Stored records:
================================
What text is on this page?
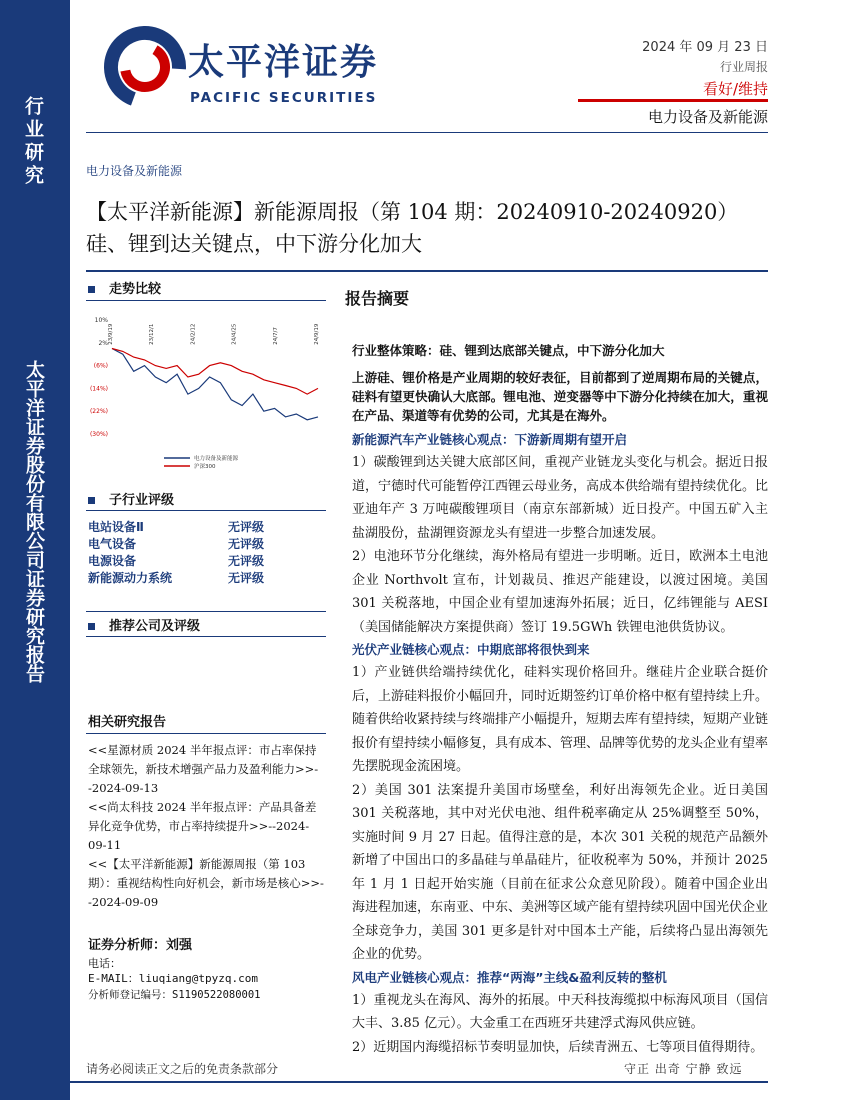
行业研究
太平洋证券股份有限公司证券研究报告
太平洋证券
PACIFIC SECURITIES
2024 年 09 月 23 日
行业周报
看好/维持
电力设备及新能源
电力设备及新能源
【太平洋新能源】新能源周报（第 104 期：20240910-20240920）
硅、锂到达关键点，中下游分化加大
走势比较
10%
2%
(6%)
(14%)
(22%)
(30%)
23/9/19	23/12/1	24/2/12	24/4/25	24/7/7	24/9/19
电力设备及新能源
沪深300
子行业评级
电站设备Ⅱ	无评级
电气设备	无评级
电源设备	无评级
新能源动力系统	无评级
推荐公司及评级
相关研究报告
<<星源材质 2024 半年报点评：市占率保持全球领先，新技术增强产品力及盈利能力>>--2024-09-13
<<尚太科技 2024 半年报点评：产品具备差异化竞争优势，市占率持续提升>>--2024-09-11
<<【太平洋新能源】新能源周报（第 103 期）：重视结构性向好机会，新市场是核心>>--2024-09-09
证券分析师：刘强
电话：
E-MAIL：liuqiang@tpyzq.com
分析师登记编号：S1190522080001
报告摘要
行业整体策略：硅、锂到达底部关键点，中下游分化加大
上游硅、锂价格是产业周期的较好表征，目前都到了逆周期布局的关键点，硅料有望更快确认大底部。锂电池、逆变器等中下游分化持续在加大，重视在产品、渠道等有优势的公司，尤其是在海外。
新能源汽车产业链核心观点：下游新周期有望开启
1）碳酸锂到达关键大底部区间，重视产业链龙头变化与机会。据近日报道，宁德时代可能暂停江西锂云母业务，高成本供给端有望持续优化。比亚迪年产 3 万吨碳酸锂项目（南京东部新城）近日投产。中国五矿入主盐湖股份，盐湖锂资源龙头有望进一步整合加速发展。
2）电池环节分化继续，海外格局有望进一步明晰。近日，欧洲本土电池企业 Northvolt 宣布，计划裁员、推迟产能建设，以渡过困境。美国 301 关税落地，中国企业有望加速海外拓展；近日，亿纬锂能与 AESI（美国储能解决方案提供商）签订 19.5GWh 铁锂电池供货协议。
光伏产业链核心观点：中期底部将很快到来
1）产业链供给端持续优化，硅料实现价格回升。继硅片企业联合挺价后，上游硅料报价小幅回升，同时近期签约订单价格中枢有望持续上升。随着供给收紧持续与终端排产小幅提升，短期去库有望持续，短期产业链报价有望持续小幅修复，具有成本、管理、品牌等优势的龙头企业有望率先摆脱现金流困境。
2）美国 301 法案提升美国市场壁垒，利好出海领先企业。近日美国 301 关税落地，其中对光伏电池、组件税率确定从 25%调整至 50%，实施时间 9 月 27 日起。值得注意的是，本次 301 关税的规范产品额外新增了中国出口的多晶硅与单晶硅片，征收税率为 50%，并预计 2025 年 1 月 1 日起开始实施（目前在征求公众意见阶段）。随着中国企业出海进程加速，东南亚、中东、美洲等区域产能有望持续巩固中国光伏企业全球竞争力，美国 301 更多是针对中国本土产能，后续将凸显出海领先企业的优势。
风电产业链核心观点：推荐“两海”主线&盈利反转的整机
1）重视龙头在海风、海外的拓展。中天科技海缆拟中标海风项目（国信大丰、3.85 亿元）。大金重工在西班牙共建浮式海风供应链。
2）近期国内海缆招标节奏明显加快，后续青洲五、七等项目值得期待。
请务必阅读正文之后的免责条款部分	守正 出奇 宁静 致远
================================
Repeat each record exactly, with the pictures left out.

What text is on this page?
行业研究
太平洋证券股份有限公司证券研究报告
太平洋证券
PACIFIC SECURITIES
2024 年 09 月 23 日
行业周报
看好/维持
电力设备及新能源
电力设备及新能源
【太平洋新能源】新能源周报（第 104 期：20240910-20240920）
硅、锂到达关键点，中下游分化加大
走势比较
10%
2%
(6%)
(14%)
(22%)
(30%)
23/9/19	23/12/1	24/2/12	24/4/25	24/7/7	24/9/19
电力设备及新能源
沪深300
子行业评级
电站设备Ⅱ	无评级
电气设备	无评级
电源设备	无评级
新能源动力系统	无评级
推荐公司及评级
相关研究报告
<<星源材质 2024 半年报点评：市占率保持全球领先，新技术增强产品力及盈利能力>>--2024-09-13
<<尚太科技 2024 半年报点评：产品具备差异化竞争优势，市占率持续提升>>--2024-09-11
<<【太平洋新能源】新能源周报（第 103 期）：重视结构性向好机会，新市场是核心>>--2024-09-09
证券分析师：刘强
电话：
E-MAIL：liuqiang@tpyzq.com
分析师登记编号：S1190522080001
报告摘要
行业整体策略：硅、锂到达底部关键点，中下游分化加大
上游硅、锂价格是产业周期的较好表征，目前都到了逆周期布局的关键点，硅料有望更快确认大底部。锂电池、逆变器等中下游分化持续在加大，重视在产品、渠道等有优势的公司，尤其是在海外。
新能源汽车产业链核心观点：下游新周期有望开启
1）碳酸锂到达关键大底部区间，重视产业链龙头变化与机会。据近日报道，宁德时代可能暂停江西锂云母业务，高成本供给端有望持续优化。比亚迪年产 3 万吨碳酸锂项目（南京东部新城）近日投产。中国五矿入主盐湖股份，盐湖锂资源龙头有望进一步整合加速发展。
2）电池环节分化继续，海外格局有望进一步明晰。近日，欧洲本土电池企业 Northvolt 宣布，计划裁员、推迟产能建设，以渡过困境。美国 301 关税落地，中国企业有望加速海外拓展；近日，亿纬锂能与 AESI（美国储能解决方案提供商）签订 19.5GWh 铁锂电池供货协议。
光伏产业链核心观点：中期底部将很快到来
1）产业链供给端持续优化，硅料实现价格回升。继硅片企业联合挺价后，上游硅料报价小幅回升，同时近期签约订单价格中枢有望持续上升。随着供给收紧持续与终端排产小幅提升，短期去库有望持续，短期产业链报价有望持续小幅修复，具有成本、管理、品牌等优势的龙头企业有望率先摆脱现金流困境。
2）美国 301 法案提升美国市场壁垒，利好出海领先企业。近日美国 301 关税落地，其中对光伏电池、组件税率确定从 25%调整至 50%，实施时间 9 月 27 日起。值得注意的是，本次 301 关税的规范产品额外新增了中国出口的多晶硅与单晶硅片，征收税率为 50%，并预计 2025 年 1 月 1 日起开始实施（目前在征求公众意见阶段）。随着中国企业出海进程加速，东南亚、中东、美洲等区域产能有望持续巩固中国光伏企业全球竞争力，美国 301 更多是针对中国本土产能，后续将凸显出海领先企业的优势。
风电产业链核心观点：推荐“两海”主线&盈利反转的整机
1）重视龙头在海风、海外的拓展。中天科技海缆拟中标海风项目（国信大丰、3.85 亿元）。大金重工在西班牙共建浮式海风供应链。
2）近期国内海缆招标节奏明显加快，后续青洲五、七等项目值得期待。
请务必阅读正文之后的免责条款部分	守正 出奇 宁静 致远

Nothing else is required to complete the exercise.